▸ Exercise task
Copy out the entries exactly, from the first line to the last.

▸ Data shown
* START *
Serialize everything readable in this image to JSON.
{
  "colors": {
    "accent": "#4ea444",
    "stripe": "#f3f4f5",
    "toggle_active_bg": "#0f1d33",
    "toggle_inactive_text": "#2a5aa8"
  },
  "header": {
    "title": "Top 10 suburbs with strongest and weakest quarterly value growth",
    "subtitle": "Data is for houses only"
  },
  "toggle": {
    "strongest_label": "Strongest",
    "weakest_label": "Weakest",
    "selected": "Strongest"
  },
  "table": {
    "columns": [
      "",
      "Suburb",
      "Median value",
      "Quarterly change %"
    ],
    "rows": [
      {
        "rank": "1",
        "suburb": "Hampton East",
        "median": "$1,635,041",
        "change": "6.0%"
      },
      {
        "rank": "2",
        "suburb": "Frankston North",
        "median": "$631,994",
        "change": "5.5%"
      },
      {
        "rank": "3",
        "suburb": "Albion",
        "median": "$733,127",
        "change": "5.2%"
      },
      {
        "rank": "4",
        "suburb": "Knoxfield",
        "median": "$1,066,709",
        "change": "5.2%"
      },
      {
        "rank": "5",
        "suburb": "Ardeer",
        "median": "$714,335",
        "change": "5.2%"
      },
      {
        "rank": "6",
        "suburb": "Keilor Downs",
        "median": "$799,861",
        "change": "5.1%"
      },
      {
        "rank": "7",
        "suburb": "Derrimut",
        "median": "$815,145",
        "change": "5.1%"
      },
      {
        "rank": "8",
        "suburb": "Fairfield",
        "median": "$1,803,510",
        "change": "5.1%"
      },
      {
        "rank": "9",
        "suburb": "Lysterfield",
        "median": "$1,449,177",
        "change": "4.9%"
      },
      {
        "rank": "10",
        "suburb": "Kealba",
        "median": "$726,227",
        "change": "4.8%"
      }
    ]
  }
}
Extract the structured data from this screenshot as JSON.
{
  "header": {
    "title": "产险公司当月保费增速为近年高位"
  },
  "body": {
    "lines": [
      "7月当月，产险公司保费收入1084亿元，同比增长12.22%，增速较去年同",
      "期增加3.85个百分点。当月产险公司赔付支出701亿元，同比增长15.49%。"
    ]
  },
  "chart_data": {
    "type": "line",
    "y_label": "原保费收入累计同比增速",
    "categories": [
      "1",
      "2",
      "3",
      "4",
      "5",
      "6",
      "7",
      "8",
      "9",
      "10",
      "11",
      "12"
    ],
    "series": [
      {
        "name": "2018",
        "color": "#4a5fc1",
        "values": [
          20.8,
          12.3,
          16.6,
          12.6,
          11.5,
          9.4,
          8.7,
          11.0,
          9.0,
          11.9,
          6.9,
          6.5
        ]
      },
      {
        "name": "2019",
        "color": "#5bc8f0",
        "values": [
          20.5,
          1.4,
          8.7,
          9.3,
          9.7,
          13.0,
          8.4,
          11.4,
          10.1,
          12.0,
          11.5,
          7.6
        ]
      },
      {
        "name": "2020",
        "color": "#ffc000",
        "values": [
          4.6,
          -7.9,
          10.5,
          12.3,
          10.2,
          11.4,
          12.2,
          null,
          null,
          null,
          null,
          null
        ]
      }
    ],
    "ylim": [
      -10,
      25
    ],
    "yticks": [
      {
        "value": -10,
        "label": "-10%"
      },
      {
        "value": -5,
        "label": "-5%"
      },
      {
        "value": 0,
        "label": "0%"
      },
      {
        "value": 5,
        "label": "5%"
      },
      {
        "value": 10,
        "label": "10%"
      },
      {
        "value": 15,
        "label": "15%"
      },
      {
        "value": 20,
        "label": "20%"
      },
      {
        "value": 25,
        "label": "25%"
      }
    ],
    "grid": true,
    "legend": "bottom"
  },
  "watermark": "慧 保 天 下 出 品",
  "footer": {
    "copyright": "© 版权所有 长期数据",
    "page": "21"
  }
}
* END *
▸ Task result
Serialize everything readable in this image to JSON.
{
  "colors": {
    "accent": "#4ea444",
    "stripe": "#f3f4f5",
    "toggle_active_bg": "#0f1d33",
    "toggle_inactive_text": "#2a5aa8"
  },
  "header": {
    "title": "Top 10 suburbs with strongest and weakest quarterly value growth",
    "subtitle": "Data is for houses only"
  },
  "toggle": {
    "strongest_label": "Strongest",
    "weakest_label": "Weakest",
    "selected": "Strongest"
  },
  "table": {
    "columns": [
      "",
      "Suburb",
      "Median value",
      "Quarterly change %"
    ],
    "rows": [
      {
        "rank": "1",
        "suburb": "Hampton East",
        "median": "$1,635,041",
        "change": "6.0%"
      },
      {
        "rank": "2",
        "suburb": "Frankston North",
        "median": "$631,994",
        "change": "5.5%"
      },
      {
        "rank": "3",
        "suburb": "Albion",
        "median": "$733,127",
        "change": "5.2%"
      },
      {
        "rank": "4",
        "suburb": "Knoxfield",
        "median": "$1,066,709",
        "change": "5.2%"
      },
      {
        "rank": "5",
        "suburb": "Ardeer",
        "median": "$714,335",
        "change": "5.2%"
      },
      {
        "rank": "6",
        "suburb": "Keilor Downs",
        "median": "$799,861",
        "change": "5.1%"
      },
      {
        "rank": "7",
        "suburb": "Derrimut",
        "median": "$815,145",
        "change": "5.1%"
      },
      {
        "rank": "8",
        "suburb": "Fairfield",
        "median": "$1,803,510",
        "change": "5.1%"
      },
      {
        "rank": "9",
        "suburb": "Lysterfield",
        "median": "$1,449,177",
        "change": "4.9%"
      },
      {
        "rank": "10",
        "suburb": "Kealba",
        "median": "$726,227",
        "change": "4.8%"
      }
    ]
  }
}
Extract the structured data from this screenshot as JSON.
{
  "header": {
    "title": "产险公司当月保费增速为近年高位"
  },
  "body": {
    "lines": [
      "7月当月，产险公司保费收入1084亿元，同比增长12.22%，增速较去年同",
      "期增加3.85个百分点。当月产险公司赔付支出701亿元，同比增长15.49%。"
    ]
  },
  "chart_data": {
    "type": "line",
    "y_label": "原保费收入累计同比增速",
    "categories": [
      "1",
      "2",
      "3",
      "4",
      "5",
      "6",
      "7",
      "8",
      "9",
      "10",
      "11",
      "12"
    ],
    "series": [
      {
        "name": "2018",
        "color": "#4a5fc1",
        "values": [
          20.8,
          12.3,
          16.6,
          12.6,
          11.5,
          9.4,
          8.7,
          11.0,
          9.0,
          11.9,
          6.9,
          6.5
        ]
      },
      {
        "name": "2019",
        "color": "#5bc8f0",
        "values": [
          20.5,
          1.4,
          8.7,
          9.3,
          9.7,
          13.0,
          8.4,
          11.4,
          10.1,
          12.0,
          11.5,
          7.6
        ]
      },
      {
        "name": "2020",
        "color": "#ffc000",
        "values": [
          4.6,
          -7.9,
          10.5,
          12.3,
          10.2,
          11.4,
          12.2,
          null,
          null,
          null,
          null,
          null
        ]
      }
    ],
    "ylim": [
      -10,
      25
    ],
    "yticks": [
      {
        "value": -10,
        "label": "-10%"
      },
      {
        "value": -5,
        "label": "-5%"
      },
      {
        "value": 0,
        "label": "0%"
      },
      {
        "value": 5,
        "label": "5%"
      },
      {
        "value": 10,
        "label": "10%"
      },
      {
        "value": 15,
        "label": "15%"
      },
      {
        "value": 20,
        "label": "20%"
      },
      {
        "value": 25,
        "label": "25%"
      }
    ],
    "grid": true,
    "legend": "bottom"
  },
  "watermark": "慧 保 天 下 出 品",
  "footer": {
    "copyright": "© 版权所有 长期数据",
    "page": "21"
  }
}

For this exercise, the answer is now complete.